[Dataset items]
## begin

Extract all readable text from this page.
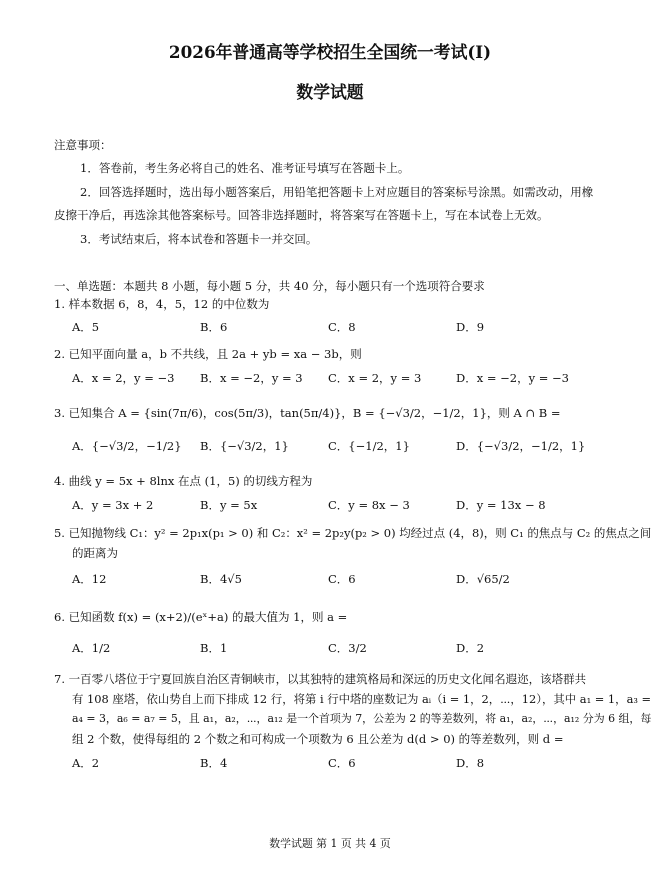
2026年普通高等学校招生全国统一考试(I)
数学试题
注意事项：
1．答卷前，考生务必将自己的姓名、准考证号填写在答题卡上。
2．回答选择题时，选出每小题答案后，用铅笔把答题卡上对应题目的答案标号涂黑。如需改动，用橡
皮擦干净后，再选涂其他答案标号。回答非选择题时，将答案写在答题卡上，写在本试卷上无效。
3．考试结束后，将本试卷和答题卡一并交回。
一、单选题：本题共 8 小题，每小题 5 分，共 40 分，每小题只有一个选项符合要求
1. 样本数据 6，8，4，5，12 的中位数为
A．5	B．6	C．8	D．9
2. 已知平面向量 a，b 不共线，且 2a + yb = xa − 3b，则
A．x = 2，y = −3 B．x = −2，y = 3 C．x = 2，y = 3	D．x = −2，y = −3
3. 已知集合 A = {sin(7π/6)，cos(5π/3)，tan(5π/4)}，B = {−√3/2，−1/2，1}，则 A ∩ B =
A．{−√3/2，−1/2} B．{−√3/2，1}	C．{−1/2，1}	D．{−√3/2，−1/2，1}
4. 曲线 y = 5x + 8lnx 在点 (1，5) 的切线方程为
A．y = 3x + 2	B．y = 5x	C．y = 8x − 3	D．y = 13x − 8
5. 已知抛物线 C₁：y² = 2p₁x(p₁ > 0) 和 C₂：x² = 2p₂y(p₂ > 0) 均经过点 (4，8)，则 C₁ 的焦点与 C₂ 的焦点之间
的距离为
A．12	B．4√5	C．6	D．√65/2
6. 已知函数 f(x) = (x+2)/(eˣ+a) 的最大值为 1，则 a =
A．1/2	B．1	C．3/2	D．2
7. 一百零八塔位于宁夏回族自治区青铜峡市，以其独特的建筑格局和深远的历史文化闻名遐迩，该塔群共
有 108 座塔，依山势自上而下排成 12 行，将第 i 行中塔的座数记为 aᵢ（i = 1，2，⋯，12），其中 a₁ = 1，a₃ =
a₄ = 3，a₆ = a₇ = 5，且 a₁，a₂，⋯，a₁₂ 是一个首项为 7，公差为 2 的等差数列，将 a₁，a₂，⋯，a₁₂ 分为 6 组，每
组 2 个数，使得每组的 2 个数之和可构成一个项数为 6 且公差为 d(d > 0) 的等差数列，则 d =
A．2	B．4	C．6	D．8
数学试题 第 1 页 共 4 页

## end

PROBLEM TO SOLVE: Copy the material above exactly and drop the pictures.

WRITTEN SOLUTION:
Extract all readable text from this page.
2026年普通高等学校招生全国统一考试(I)
数学试题
注意事项：
1．答卷前，考生务必将自己的姓名、准考证号填写在答题卡上。
2．回答选择题时，选出每小题答案后，用铅笔把答题卡上对应题目的答案标号涂黑。如需改动，用橡
皮擦干净后，再选涂其他答案标号。回答非选择题时，将答案写在答题卡上，写在本试卷上无效。
3．考试结束后，将本试卷和答题卡一并交回。
一、单选题：本题共 8 小题，每小题 5 分，共 40 分，每小题只有一个选项符合要求
1. 样本数据 6，8，4，5，12 的中位数为
A．5	B．6	C．8	D．9
2. 已知平面向量 a，b 不共线，且 2a + yb = xa − 3b，则
A．x = 2，y = −3 B．x = −2，y = 3 C．x = 2，y = 3	D．x = −2，y = −3
3. 已知集合 A = {sin(7π/6)，cos(5π/3)，tan(5π/4)}，B = {−√3/2，−1/2，1}，则 A ∩ B =
A．{−√3/2，−1/2} B．{−√3/2，1}	C．{−1/2，1}	D．{−√3/2，−1/2，1}
4. 曲线 y = 5x + 8lnx 在点 (1，5) 的切线方程为
A．y = 3x + 2	B．y = 5x	C．y = 8x − 3	D．y = 13x − 8
5. 已知抛物线 C₁：y² = 2p₁x(p₁ > 0) 和 C₂：x² = 2p₂y(p₂ > 0) 均经过点 (4，8)，则 C₁ 的焦点与 C₂ 的焦点之间
的距离为
A．12	B．4√5	C．6	D．√65/2
6. 已知函数 f(x) = (x+2)/(eˣ+a) 的最大值为 1，则 a =
A．1/2	B．1	C．3/2	D．2
7. 一百零八塔位于宁夏回族自治区青铜峡市，以其独特的建筑格局和深远的历史文化闻名遐迩，该塔群共
有 108 座塔，依山势自上而下排成 12 行，将第 i 行中塔的座数记为 aᵢ（i = 1，2，⋯，12），其中 a₁ = 1，a₃ =
a₄ = 3，a₆ = a₇ = 5，且 a₁，a₂，⋯，a₁₂ 是一个首项为 7，公差为 2 的等差数列，将 a₁，a₂，⋯，a₁₂ 分为 6 组，每
组 2 个数，使得每组的 2 个数之和可构成一个项数为 6 且公差为 d(d > 0) 的等差数列，则 d =
A．2	B．4	C．6	D．8
数学试题 第 1 页 共 4 页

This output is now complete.